RECORDS TO PROCESS:
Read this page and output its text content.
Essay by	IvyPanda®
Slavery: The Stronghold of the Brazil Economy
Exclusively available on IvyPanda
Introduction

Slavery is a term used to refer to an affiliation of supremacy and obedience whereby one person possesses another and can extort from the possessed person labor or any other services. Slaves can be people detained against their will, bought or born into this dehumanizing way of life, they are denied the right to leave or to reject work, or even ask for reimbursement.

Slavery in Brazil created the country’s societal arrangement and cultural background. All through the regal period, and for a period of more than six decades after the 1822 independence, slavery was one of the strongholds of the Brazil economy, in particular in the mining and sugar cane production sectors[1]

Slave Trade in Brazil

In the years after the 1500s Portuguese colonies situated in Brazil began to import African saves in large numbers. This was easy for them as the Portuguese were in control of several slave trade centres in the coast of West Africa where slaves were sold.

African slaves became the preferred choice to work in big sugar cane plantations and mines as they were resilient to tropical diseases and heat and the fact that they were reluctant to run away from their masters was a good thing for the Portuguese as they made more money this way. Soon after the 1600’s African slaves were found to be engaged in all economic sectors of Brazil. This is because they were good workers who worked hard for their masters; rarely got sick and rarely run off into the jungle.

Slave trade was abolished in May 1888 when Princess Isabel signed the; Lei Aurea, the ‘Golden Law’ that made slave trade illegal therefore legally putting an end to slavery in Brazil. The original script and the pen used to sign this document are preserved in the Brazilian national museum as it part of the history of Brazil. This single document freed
...
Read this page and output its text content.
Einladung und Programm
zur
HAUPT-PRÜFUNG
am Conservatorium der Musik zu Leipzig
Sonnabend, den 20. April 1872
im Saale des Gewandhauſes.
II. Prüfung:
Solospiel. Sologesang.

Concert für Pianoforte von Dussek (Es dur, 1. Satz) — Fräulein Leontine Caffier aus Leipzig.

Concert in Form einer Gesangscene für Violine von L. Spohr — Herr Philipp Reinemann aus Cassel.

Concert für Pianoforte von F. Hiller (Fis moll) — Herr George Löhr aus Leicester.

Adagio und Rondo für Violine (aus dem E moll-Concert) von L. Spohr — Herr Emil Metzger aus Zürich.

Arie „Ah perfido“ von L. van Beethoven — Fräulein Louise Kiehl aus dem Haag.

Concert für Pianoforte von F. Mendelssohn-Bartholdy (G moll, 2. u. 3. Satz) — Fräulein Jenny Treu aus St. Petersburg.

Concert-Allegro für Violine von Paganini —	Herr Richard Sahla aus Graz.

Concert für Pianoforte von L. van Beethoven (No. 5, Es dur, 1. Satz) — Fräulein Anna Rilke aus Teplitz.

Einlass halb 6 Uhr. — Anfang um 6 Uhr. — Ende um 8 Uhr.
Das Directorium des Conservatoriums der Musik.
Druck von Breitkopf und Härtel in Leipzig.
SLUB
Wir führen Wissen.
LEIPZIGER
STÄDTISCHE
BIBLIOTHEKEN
...
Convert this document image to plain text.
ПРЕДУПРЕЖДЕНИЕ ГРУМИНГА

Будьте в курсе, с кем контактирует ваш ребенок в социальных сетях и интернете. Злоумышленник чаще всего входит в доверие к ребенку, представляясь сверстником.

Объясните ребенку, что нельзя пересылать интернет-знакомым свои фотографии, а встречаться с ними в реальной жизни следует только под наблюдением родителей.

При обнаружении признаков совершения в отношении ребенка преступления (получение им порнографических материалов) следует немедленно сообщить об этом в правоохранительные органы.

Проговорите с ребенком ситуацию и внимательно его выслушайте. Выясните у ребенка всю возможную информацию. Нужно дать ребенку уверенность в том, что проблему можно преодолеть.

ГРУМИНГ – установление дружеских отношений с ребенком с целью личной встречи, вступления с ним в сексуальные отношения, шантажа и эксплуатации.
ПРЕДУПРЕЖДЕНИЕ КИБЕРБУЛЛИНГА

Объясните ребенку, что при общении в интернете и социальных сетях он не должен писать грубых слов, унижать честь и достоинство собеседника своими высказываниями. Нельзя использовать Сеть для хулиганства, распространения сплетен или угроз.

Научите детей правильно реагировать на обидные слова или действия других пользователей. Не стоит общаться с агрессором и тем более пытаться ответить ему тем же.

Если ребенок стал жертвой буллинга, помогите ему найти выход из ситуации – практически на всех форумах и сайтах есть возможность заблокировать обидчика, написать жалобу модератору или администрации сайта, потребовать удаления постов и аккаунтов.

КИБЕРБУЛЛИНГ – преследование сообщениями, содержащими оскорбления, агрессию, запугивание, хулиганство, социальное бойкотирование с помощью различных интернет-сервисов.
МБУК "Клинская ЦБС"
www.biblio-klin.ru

EXERCISE AIM:
Look through the data above. Find each line with the string "Fräulein" and copy it.

SOLUTION:
Concert für Pianoforte von Dussek (Es dur, 1. Satz) — Fräulein Leontine Caffier aus Leipzig.
Arie „Ah perfido“ von L. van Beethoven — Fräulein Louise Kiehl aus dem Haag.
Concert für Pianoforte von F. Mendelssohn-Bartholdy (G moll, 2. u. 3. Satz) — Fräulein Jenny Treu aus St. Petersburg.
Concert für Pianoforte von L. van Beethoven (No. 5, Es dur, 1. Satz) — Fräulein Anna Rilke aus Teplitz.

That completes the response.